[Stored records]
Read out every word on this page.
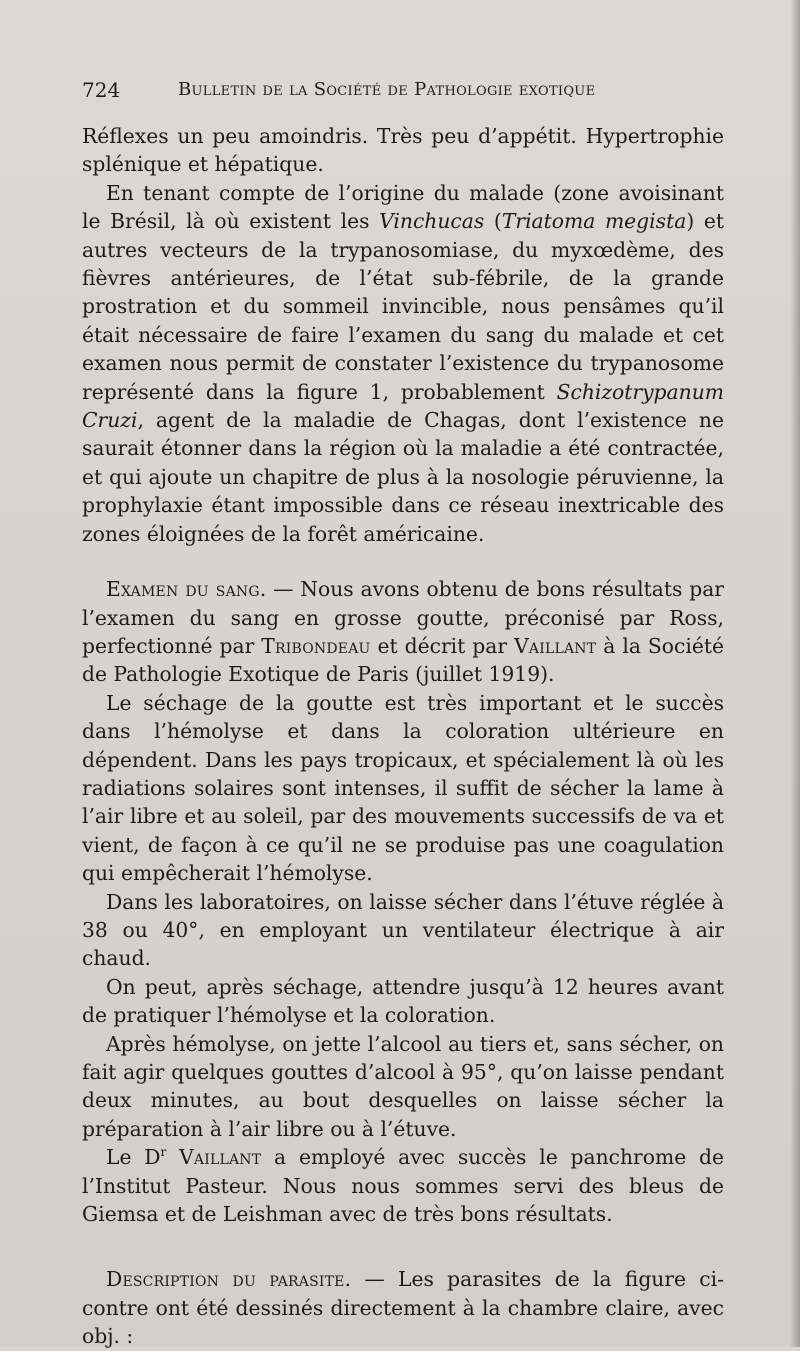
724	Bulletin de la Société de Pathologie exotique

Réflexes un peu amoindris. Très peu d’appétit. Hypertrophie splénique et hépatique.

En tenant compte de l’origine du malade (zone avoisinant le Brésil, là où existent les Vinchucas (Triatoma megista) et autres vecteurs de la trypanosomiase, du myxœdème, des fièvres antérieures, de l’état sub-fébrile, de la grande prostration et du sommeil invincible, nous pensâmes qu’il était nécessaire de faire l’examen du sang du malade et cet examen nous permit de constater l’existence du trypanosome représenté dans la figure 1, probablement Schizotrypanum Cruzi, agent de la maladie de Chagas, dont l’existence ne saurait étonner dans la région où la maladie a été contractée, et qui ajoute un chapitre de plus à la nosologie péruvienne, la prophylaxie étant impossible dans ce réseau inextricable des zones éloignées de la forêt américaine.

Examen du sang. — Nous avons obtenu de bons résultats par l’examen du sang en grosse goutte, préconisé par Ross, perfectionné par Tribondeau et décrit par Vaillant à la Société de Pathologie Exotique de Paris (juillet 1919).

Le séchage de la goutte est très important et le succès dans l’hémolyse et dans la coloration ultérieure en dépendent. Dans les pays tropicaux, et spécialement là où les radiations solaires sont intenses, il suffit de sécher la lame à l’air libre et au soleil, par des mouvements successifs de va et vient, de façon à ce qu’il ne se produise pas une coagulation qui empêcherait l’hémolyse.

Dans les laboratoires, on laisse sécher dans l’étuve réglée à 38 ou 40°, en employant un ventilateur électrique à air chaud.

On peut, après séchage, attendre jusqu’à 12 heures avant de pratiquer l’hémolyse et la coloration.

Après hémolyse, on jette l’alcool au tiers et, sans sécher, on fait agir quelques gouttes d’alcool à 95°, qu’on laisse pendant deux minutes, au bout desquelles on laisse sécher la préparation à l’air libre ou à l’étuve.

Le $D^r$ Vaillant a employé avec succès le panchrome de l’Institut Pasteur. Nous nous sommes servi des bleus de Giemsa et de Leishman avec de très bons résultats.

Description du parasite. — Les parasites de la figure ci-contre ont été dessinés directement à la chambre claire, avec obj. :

---

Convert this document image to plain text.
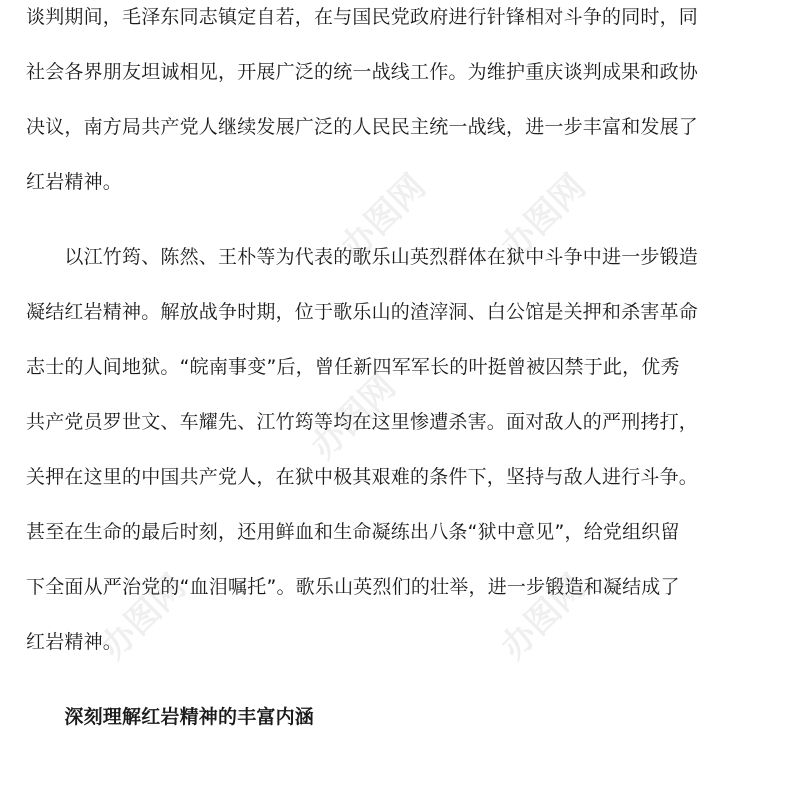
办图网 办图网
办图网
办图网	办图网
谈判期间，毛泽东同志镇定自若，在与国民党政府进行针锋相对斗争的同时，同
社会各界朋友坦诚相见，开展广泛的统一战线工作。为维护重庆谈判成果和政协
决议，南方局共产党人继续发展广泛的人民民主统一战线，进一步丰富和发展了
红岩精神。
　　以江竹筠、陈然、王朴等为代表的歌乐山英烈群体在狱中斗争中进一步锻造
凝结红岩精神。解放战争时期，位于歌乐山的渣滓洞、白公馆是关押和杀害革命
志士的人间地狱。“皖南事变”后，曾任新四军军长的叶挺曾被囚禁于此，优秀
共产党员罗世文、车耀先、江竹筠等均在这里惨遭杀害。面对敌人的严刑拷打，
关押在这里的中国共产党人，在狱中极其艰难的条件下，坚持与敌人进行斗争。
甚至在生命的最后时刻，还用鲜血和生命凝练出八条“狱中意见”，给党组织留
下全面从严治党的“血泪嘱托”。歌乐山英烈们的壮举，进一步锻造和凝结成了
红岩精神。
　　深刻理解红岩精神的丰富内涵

Stated problem: In the listing above, find the lines holding the word "bons" and copy them.

Complete answer:
Examen du sang. — Nous avons obtenu de bons résultats par l’examen du sang en grosse goutte, préconisé par Ross, perfectionné par Tribondeau et décrit par Vaillant à la Société de Pathologie Exotique de Paris (juillet 1919).
Le $D^r$ Vaillant a employé avec succès le panchrome de l’Institut Pasteur. Nous nous sommes servi des bleus de Giemsa et de Leishman avec de très bons résultats.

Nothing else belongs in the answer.